#### [Extrait proposé]
Les porteurs d'eau - Atiq Rahimi

Publié le par Papillon

"La violence qu'on se fait à soi-même pour demeurer fidèle à ceux qu'on aime ne vaut guère mieux qu'une infidélité."
 

 

Le 11 mars 2001 en Afghanistan les Talibans font exploser les deux Bouddhas géants de Bâmiyân. Ce même jour, deux hommes à 5000 km de distance vont voir leur destin basculer. À Paris, Tom s'apprête à quitter sa femme pour rejoindre sa maîtresse à Amsterdam. Vingt ans plus tôt, il a fui l'Afghanistan en guerre. Après son installation à Paris, il a renoncé à sa culture, à sa langue et jusqu'à son nom. Depuis, il vit dans un sentiment permanent de "déjà vu". Sa rencontre avec Nuria l'a soudainement reconnecté à son passé. 
 
"Il se rend compte que ses mots français, empruntés fraîchement aux dictionnaires, n'ont jamais vécu en lui. Ils sont étrangers à sa pensée, à ses sentiments... en exil dans son âme afghane, qu'il aimerait tant travestir en esprit français."

#### [Sources]
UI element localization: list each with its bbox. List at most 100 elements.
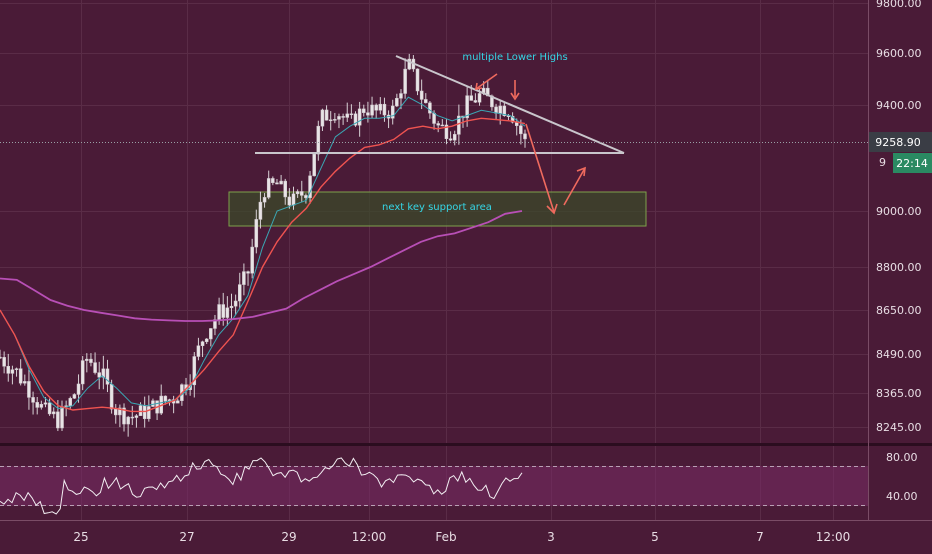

#### [Objectif]
Reprenez à l'identique le passage du texte sur Les porteurs d'eau qui commence par « Le 11 mars 2001 » et se termine par « à son passé. ».

#### [Réponse]
Le 11 mars 2001 en Afghanistan les Talibans font exploser les deux Bouddhas géants de Bâmiyân. Ce même jour, deux hommes à 5000 km de distance vont voir leur destin basculer. À Paris, Tom s'apprête à quitter sa femme pour rejoindre sa maîtresse à Amsterdam. Vingt ans plus tôt, il a fui l'Afghanistan en guerre. Après son installation à Paris, il a renoncé à sa culture, à sa langue et jusqu'à son nom. Depuis, il vit dans un sentiment permanent de "déjà vu". Sa rencontre avec Nuria l'a soudainement reconnecté à son passé.